#### What to work on:
Return each line containing the string "Schottenfeldg".

#### Supplied data:

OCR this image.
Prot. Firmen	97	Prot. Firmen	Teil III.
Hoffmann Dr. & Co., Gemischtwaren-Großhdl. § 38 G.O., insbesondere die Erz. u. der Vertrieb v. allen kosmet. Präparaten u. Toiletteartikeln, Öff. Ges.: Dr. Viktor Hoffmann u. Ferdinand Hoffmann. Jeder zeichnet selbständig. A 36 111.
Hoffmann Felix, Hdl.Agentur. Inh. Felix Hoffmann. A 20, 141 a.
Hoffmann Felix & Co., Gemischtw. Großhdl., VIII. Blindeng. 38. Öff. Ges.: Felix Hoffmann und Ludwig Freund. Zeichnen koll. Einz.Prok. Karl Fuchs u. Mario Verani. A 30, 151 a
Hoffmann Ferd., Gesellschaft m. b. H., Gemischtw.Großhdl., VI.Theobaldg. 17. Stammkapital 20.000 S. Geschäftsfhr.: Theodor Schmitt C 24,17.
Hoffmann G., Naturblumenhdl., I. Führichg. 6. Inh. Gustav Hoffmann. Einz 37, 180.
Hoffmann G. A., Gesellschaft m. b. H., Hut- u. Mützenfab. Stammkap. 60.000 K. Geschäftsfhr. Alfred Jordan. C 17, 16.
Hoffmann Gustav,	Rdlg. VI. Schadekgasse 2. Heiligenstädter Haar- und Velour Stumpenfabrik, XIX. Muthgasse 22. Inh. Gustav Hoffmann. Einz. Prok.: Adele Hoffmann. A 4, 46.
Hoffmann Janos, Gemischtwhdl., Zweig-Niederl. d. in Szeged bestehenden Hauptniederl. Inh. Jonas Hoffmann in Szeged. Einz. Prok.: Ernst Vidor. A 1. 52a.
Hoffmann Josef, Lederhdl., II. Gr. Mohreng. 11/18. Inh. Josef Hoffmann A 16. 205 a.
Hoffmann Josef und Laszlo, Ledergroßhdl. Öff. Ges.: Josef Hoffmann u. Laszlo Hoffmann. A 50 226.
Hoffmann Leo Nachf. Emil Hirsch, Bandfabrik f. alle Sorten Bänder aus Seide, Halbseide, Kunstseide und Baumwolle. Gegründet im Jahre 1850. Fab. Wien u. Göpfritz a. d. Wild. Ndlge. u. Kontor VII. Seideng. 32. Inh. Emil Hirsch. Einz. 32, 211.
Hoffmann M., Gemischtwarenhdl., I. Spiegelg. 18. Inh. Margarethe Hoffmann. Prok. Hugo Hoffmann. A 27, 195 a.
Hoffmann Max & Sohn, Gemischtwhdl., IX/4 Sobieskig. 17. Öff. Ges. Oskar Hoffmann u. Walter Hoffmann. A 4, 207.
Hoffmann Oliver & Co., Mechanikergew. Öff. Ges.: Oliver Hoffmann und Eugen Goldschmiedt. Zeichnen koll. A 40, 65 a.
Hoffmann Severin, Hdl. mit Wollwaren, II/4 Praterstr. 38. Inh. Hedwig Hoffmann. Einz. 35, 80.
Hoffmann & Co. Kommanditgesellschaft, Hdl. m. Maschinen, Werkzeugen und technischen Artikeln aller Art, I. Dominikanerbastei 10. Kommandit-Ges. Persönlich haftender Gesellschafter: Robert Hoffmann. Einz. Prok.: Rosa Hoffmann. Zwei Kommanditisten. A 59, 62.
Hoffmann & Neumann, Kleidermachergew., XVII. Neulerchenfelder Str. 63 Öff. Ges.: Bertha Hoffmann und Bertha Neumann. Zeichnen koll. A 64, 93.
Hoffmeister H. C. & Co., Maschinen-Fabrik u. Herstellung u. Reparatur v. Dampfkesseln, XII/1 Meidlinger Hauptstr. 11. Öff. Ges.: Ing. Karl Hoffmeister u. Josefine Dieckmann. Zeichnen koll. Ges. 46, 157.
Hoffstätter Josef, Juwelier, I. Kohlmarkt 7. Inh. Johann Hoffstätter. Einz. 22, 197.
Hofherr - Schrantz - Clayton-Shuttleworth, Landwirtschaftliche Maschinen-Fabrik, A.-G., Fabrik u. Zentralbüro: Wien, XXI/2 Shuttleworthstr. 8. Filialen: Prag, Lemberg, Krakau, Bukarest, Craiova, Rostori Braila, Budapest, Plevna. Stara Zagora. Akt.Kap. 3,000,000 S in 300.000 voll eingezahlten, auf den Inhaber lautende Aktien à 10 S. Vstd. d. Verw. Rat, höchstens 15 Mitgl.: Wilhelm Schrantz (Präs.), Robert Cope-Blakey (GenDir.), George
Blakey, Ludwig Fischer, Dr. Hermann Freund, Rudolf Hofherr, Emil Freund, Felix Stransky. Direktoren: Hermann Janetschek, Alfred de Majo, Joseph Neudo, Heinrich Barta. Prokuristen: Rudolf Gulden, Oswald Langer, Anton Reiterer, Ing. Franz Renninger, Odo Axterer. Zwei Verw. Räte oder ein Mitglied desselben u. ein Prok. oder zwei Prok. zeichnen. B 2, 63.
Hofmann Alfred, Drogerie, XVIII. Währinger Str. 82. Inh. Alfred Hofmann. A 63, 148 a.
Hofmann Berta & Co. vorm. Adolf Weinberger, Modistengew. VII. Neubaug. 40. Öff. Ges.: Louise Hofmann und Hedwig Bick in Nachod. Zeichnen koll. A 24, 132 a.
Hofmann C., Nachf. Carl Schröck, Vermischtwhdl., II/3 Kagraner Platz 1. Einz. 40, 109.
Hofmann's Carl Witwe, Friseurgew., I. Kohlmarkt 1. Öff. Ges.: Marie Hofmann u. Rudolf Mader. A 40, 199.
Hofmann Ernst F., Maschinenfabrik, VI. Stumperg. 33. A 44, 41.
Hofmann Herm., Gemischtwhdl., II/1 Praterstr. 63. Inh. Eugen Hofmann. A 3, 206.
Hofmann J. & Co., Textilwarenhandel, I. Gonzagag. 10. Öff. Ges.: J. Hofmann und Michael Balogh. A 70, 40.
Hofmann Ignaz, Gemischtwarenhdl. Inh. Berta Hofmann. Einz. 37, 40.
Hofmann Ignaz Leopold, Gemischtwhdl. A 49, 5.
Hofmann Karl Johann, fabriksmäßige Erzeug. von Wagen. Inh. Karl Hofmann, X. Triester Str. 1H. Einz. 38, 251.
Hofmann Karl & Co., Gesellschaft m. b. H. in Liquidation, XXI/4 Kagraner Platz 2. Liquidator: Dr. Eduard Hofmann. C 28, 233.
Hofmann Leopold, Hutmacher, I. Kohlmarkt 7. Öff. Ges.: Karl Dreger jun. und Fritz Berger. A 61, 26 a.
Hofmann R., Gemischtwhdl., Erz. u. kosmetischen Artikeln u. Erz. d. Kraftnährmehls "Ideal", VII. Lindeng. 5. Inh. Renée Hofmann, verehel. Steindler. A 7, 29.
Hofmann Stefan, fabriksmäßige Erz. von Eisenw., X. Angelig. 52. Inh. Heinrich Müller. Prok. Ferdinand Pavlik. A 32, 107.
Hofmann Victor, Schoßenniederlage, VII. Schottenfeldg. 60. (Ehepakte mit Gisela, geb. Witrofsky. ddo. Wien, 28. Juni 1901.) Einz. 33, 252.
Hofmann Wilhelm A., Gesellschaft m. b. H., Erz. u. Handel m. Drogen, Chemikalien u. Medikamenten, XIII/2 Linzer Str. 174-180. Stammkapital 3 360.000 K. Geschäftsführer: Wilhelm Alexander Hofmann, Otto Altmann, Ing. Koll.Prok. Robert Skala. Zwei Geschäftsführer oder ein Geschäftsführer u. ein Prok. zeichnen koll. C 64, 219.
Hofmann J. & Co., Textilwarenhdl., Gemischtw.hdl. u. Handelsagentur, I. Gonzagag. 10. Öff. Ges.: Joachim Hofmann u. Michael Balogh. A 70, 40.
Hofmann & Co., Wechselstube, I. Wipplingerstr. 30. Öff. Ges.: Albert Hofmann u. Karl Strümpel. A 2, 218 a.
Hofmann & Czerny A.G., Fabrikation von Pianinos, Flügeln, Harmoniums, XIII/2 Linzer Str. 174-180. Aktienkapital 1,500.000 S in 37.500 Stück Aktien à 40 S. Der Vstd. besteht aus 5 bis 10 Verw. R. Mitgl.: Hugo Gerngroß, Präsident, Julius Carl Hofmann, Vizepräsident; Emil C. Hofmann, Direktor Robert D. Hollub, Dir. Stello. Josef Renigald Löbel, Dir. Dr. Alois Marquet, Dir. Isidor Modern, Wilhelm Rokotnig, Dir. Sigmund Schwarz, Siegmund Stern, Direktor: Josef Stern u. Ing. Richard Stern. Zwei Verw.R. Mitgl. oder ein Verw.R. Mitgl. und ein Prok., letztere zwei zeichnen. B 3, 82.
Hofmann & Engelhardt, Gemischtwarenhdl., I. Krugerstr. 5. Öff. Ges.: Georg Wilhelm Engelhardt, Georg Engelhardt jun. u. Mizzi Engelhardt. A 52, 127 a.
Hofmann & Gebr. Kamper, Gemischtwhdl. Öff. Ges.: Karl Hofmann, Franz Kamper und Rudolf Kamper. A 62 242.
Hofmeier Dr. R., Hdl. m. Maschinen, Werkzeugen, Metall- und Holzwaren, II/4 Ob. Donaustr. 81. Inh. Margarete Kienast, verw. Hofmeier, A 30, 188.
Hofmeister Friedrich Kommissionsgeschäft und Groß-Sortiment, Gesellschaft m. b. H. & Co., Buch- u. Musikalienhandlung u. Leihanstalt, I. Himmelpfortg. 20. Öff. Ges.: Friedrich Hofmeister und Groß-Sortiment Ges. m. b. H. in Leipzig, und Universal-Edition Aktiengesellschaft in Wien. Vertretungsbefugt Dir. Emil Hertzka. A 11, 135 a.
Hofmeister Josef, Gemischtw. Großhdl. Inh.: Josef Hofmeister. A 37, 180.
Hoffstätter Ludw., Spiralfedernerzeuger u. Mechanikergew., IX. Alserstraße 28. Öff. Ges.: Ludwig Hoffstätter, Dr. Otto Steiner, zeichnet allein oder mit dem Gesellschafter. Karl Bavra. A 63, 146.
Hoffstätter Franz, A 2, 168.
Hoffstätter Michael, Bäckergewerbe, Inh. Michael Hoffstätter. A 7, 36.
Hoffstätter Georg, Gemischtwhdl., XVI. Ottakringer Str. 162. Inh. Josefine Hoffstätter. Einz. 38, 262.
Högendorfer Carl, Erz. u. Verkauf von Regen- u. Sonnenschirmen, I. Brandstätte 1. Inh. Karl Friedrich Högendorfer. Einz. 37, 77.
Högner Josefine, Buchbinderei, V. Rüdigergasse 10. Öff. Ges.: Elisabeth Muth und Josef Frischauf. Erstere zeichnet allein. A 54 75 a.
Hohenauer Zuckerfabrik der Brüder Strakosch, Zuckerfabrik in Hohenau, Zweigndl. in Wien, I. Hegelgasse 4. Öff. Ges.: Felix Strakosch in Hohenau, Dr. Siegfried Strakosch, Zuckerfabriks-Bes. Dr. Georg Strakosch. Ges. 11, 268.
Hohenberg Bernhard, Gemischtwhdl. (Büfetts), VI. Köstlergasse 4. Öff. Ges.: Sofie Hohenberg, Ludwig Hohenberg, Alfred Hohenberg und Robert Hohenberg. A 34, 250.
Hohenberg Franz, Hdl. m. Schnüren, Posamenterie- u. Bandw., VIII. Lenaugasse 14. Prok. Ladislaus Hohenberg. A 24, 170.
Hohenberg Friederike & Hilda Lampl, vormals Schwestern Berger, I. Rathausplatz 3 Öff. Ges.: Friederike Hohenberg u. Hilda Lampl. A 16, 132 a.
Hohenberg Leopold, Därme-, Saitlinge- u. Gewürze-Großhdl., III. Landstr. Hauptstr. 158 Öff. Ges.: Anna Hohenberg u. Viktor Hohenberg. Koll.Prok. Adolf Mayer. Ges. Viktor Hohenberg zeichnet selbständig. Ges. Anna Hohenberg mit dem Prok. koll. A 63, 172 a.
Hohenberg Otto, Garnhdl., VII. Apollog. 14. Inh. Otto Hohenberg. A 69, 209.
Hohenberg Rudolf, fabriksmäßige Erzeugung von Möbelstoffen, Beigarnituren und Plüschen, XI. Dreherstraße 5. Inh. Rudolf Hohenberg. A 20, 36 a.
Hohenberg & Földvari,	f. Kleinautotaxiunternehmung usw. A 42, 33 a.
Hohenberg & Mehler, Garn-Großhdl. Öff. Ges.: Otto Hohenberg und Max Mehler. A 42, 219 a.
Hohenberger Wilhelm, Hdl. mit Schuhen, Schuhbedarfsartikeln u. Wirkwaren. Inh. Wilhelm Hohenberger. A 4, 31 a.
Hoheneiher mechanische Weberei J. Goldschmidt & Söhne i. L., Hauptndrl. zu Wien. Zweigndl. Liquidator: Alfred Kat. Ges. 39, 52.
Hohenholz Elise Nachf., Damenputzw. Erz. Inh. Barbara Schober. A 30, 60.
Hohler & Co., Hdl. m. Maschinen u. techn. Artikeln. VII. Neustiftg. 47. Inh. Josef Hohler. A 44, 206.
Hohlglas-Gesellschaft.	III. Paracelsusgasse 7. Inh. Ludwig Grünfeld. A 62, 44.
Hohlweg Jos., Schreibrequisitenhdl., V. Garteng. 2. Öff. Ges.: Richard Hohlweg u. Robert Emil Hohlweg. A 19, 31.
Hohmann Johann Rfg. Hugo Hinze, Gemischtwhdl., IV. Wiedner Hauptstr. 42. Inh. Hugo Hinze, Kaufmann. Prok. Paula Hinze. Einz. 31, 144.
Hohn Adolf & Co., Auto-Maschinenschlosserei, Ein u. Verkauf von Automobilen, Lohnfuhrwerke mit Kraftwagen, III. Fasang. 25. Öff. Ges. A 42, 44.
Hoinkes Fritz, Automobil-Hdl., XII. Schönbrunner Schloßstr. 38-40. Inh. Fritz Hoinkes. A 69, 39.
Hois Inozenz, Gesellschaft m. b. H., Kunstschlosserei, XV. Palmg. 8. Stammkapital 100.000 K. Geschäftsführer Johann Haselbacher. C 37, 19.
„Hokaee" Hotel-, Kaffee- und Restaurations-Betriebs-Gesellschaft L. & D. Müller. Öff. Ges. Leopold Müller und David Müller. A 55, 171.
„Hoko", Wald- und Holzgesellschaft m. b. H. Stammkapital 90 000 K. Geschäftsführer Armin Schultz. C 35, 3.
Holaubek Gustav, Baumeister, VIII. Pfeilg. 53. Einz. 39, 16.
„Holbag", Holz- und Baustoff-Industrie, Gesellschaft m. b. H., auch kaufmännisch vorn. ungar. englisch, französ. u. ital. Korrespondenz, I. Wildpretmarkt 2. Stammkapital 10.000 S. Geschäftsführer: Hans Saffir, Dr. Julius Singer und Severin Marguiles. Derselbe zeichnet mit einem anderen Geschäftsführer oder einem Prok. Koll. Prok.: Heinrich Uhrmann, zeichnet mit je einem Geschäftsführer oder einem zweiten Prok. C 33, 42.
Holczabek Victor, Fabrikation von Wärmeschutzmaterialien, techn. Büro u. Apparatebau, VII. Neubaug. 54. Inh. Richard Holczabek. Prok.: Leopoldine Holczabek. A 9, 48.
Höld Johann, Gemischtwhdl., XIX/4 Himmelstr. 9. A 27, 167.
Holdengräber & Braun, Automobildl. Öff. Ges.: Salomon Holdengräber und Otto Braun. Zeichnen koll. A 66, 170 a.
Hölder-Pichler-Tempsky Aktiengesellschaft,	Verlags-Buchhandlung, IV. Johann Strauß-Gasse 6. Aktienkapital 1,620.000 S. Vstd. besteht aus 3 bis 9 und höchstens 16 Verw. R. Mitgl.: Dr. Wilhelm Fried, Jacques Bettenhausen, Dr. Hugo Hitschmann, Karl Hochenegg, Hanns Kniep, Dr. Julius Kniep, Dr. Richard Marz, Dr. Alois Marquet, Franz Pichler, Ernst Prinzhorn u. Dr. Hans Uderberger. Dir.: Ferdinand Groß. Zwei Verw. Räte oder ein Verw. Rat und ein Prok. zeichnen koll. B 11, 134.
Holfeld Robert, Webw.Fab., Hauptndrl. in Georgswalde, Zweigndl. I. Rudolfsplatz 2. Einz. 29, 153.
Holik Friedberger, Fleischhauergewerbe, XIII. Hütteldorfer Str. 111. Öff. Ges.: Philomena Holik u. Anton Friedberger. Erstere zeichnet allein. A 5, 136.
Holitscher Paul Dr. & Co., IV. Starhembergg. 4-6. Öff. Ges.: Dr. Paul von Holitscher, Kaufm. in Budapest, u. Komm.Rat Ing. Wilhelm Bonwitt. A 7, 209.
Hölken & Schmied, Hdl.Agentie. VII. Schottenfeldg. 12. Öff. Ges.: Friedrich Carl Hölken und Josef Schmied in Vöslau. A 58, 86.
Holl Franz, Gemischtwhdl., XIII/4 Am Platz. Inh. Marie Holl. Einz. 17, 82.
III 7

#### Worked answer:
Hofmann Victor, Schoßenniederlage, VII. Schottenfeldg. 60. (Ehepakte mit Gisela, geb. Witrofsky. ddo. Wien, 28. Juni 1901.) Einz. 33, 252.
Hölken & Schmied, Hdl.Agentie. VII. Schottenfeldg. 12. Öff. Ges.: Friedrich Carl Hölken und Josef Schmied in Vöslau. A 58, 86.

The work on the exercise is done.